*AVAILABLE RECORDS*
* * *

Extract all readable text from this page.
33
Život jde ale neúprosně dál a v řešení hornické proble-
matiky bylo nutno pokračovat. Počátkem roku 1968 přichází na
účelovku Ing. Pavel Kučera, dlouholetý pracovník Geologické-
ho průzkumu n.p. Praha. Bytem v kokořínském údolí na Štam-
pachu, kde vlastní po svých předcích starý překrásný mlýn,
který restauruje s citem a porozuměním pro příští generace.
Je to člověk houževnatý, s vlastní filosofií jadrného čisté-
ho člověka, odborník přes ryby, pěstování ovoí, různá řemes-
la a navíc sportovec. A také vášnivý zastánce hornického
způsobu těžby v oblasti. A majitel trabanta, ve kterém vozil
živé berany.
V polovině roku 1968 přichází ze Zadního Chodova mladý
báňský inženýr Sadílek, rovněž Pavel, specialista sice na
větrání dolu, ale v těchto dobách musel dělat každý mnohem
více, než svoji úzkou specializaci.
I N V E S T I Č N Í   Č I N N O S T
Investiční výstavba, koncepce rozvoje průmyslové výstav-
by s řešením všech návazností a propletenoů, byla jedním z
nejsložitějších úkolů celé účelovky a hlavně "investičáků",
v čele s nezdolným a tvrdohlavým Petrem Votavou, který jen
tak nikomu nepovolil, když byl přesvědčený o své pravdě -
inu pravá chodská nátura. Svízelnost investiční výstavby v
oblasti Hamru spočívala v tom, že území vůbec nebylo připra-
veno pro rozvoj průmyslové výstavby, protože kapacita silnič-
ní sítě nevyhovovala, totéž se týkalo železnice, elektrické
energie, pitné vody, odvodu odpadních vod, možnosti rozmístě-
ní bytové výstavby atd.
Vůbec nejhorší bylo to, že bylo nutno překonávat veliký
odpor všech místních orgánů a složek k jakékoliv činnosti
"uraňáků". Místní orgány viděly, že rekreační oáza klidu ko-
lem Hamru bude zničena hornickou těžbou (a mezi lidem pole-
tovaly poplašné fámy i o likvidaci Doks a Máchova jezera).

* * *

The records above must be output exactly, in full.

Extract all readable text from this page.
33
Život jde ale neúprosně dál a v řešení hornické proble-
matiky bylo nutno pokračovat. Počátkem roku 1968 přichází na
účelovku Ing. Pavel Kučera, dlouholetý pracovník Geologické-
ho průzkumu n.p. Praha. Bytem v kokořínském údolí na Štam-
pachu, kde vlastní po svých předcích starý překrásný mlýn,
který restauruje s citem a porozuměním pro příští generace.
Je to člověk houževnatý, s vlastní filosofií jadrného čisté-
ho člověka, odborník přes ryby, pěstování ovoí, různá řemes-
la a navíc sportovec. A také vášnivý zastánce hornického
způsobu těžby v oblasti. A majitel trabanta, ve kterém vozil
živé berany.
V polovině roku 1968 přichází ze Zadního Chodova mladý
báňský inženýr Sadílek, rovněž Pavel, specialista sice na
větrání dolu, ale v těchto dobách musel dělat každý mnohem
více, než svoji úzkou specializaci.
I N V E S T I Č N Í   Č I N N O S T
Investiční výstavba, koncepce rozvoje průmyslové výstav-
by s řešením všech návazností a propletenoů, byla jedním z
nejsložitějších úkolů celé účelovky a hlavně "investičáků",
v čele s nezdolným a tvrdohlavým Petrem Votavou, který jen
tak nikomu nepovolil, když byl přesvědčený o své pravdě -
inu pravá chodská nátura. Svízelnost investiční výstavby v
oblasti Hamru spočívala v tom, že území vůbec nebylo připra-
veno pro rozvoj průmyslové výstavby, protože kapacita silnič-
ní sítě nevyhovovala, totéž se týkalo železnice, elektrické
energie, pitné vody, odvodu odpadních vod, možnosti rozmístě-
ní bytové výstavby atd.
Vůbec nejhorší bylo to, že bylo nutno překonávat veliký
odpor všech místních orgánů a složek k jakékoliv činnosti
"uraňáků". Místní orgány viděly, že rekreační oáza klidu ko-
lem Hamru bude zničena hornickou těžbou (a mezi lidem pole-
tovaly poplašné fámy i o likvidaci Doks a Máchova jezera).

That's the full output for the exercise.